INPUT FOR THIS TASK below:

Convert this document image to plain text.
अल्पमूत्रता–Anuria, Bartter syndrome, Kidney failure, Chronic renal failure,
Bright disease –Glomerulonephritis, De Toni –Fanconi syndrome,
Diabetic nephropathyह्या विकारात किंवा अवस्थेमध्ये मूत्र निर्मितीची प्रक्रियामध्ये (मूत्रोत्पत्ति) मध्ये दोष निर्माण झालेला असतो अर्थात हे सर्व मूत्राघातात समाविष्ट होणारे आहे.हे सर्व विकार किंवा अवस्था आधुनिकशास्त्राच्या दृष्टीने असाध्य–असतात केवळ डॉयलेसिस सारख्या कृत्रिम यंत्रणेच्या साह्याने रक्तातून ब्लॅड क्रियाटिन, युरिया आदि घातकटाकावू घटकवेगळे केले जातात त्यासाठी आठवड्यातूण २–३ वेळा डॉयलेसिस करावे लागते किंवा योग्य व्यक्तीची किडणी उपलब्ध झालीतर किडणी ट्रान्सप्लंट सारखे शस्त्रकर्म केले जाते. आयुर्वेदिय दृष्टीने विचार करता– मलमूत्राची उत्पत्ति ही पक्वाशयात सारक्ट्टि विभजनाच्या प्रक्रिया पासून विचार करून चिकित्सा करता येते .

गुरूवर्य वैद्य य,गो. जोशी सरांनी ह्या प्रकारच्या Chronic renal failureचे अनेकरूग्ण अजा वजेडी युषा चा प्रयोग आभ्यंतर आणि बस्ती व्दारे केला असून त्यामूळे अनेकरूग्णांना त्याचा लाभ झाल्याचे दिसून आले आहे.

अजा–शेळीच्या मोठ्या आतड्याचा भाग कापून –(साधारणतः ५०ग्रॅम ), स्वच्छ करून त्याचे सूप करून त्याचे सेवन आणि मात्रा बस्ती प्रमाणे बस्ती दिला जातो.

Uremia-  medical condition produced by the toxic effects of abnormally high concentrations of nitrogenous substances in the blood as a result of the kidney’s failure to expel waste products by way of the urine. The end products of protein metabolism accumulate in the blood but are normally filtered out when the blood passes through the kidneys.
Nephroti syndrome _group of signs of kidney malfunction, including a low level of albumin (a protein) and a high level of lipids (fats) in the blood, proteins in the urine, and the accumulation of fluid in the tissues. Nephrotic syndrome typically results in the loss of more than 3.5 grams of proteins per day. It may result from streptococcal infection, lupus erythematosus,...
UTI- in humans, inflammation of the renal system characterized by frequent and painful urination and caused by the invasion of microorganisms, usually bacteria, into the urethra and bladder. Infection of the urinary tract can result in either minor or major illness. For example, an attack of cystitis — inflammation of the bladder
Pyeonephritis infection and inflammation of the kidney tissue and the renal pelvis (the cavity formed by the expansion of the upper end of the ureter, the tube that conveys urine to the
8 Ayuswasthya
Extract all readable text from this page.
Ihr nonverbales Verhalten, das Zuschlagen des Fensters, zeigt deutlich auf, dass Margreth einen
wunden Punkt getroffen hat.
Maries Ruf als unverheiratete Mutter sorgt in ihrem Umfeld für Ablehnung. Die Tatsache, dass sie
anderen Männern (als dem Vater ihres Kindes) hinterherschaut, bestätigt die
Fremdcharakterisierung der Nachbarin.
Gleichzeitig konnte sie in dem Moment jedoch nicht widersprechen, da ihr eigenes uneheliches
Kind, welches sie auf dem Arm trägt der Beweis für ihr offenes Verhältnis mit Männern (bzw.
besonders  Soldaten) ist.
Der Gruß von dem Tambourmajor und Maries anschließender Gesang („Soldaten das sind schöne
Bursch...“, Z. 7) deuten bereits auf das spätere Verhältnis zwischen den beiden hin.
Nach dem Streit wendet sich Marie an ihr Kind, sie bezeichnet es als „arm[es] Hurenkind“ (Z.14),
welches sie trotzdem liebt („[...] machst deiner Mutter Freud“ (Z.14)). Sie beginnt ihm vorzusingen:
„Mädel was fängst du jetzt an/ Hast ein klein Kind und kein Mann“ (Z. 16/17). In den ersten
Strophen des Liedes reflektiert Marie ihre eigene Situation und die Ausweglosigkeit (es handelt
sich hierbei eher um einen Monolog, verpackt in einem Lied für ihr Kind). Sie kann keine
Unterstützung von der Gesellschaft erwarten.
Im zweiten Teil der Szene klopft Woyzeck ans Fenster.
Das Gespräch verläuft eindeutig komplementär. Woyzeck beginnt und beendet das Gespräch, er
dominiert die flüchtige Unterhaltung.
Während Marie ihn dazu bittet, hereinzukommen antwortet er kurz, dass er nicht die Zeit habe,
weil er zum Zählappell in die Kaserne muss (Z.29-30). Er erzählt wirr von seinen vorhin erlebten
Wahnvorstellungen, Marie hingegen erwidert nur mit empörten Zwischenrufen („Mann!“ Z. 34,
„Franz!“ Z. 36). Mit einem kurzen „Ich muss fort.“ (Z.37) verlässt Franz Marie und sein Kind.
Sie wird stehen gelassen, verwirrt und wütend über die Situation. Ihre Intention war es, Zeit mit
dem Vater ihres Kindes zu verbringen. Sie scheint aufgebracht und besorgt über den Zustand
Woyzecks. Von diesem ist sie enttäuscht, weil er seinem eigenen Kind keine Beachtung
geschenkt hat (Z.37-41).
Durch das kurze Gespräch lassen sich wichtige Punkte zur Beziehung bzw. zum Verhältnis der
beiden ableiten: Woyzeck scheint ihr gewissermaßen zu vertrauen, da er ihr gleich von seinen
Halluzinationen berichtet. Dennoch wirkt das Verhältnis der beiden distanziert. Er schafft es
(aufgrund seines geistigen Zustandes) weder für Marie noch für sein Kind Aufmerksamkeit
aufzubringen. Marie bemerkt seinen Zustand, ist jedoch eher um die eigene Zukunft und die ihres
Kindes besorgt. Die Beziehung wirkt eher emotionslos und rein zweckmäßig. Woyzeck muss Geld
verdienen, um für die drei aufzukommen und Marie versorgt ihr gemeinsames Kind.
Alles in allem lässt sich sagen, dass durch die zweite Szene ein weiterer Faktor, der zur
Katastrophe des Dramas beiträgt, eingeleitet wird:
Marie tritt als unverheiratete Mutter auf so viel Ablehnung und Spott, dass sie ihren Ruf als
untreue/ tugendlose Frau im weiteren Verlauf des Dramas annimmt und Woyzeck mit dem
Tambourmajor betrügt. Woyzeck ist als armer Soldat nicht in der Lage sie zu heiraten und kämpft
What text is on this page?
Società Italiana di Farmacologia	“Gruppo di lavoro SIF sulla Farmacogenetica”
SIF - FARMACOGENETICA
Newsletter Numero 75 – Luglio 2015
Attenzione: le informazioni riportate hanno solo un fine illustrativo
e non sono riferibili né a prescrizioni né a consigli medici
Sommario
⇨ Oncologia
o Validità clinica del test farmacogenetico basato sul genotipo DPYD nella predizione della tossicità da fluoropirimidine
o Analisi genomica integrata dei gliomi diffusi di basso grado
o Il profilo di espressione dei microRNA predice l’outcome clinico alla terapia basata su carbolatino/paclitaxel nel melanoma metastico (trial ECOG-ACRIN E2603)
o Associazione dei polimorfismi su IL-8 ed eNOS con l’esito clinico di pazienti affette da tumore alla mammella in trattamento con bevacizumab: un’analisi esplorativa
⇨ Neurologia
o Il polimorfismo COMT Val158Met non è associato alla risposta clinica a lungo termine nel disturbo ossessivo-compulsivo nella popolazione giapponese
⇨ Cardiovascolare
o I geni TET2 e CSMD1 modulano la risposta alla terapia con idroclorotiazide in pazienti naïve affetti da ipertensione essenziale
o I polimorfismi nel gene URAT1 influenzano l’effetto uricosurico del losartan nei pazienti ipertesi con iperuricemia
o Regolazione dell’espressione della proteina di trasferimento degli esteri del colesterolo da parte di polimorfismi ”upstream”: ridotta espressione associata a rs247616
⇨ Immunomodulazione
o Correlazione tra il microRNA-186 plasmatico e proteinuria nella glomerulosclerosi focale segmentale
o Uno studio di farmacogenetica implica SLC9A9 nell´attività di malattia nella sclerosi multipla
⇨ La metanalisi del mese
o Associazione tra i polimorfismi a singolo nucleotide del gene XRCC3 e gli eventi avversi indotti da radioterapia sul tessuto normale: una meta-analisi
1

End of INPUT FOR THIS TASK.

EXERCISE AIM: Copy exactly, please, the span of lines that begins at the line with "What text is on this page?" and ends at the last line of the data, both included.

RESULT OF THIS EXERCISE:
What text is on this page?
Società Italiana di Farmacologia	“Gruppo di lavoro SIF sulla Farmacogenetica”
SIF - FARMACOGENETICA
Newsletter Numero 75 – Luglio 2015
Attenzione: le informazioni riportate hanno solo un fine illustrativo
e non sono riferibili né a prescrizioni né a consigli medici
Sommario
⇨ Oncologia
o Validità clinica del test farmacogenetico basato sul genotipo DPYD nella predizione della tossicità da fluoropirimidine
o Analisi genomica integrata dei gliomi diffusi di basso grado
o Il profilo di espressione dei microRNA predice l’outcome clinico alla terapia basata su carbolatino/paclitaxel nel melanoma metastico (trial ECOG-ACRIN E2603)
o Associazione dei polimorfismi su IL-8 ed eNOS con l’esito clinico di pazienti affette da tumore alla mammella in trattamento con bevacizumab: un’analisi esplorativa
⇨ Neurologia
o Il polimorfismo COMT Val158Met non è associato alla risposta clinica a lungo termine nel disturbo ossessivo-compulsivo nella popolazione giapponese
⇨ Cardiovascolare
o I geni TET2 e CSMD1 modulano la risposta alla terapia con idroclorotiazide in pazienti naïve affetti da ipertensione essenziale
o I polimorfismi nel gene URAT1 influenzano l’effetto uricosurico del losartan nei pazienti ipertesi con iperuricemia
o Regolazione dell’espressione della proteina di trasferimento degli esteri del colesterolo da parte di polimorfismi ”upstream”: ridotta espressione associata a rs247616
⇨ Immunomodulazione
o Correlazione tra il microRNA-186 plasmatico e proteinuria nella glomerulosclerosi focale segmentale
o Uno studio di farmacogenetica implica SLC9A9 nell´attività di malattia nella sclerosi multipla
⇨ La metanalisi del mese
o Associazione tra i polimorfismi a singolo nucleotide del gene XRCC3 e gli eventi avversi indotti da radioterapia sul tessuto normale: una meta-analisi
1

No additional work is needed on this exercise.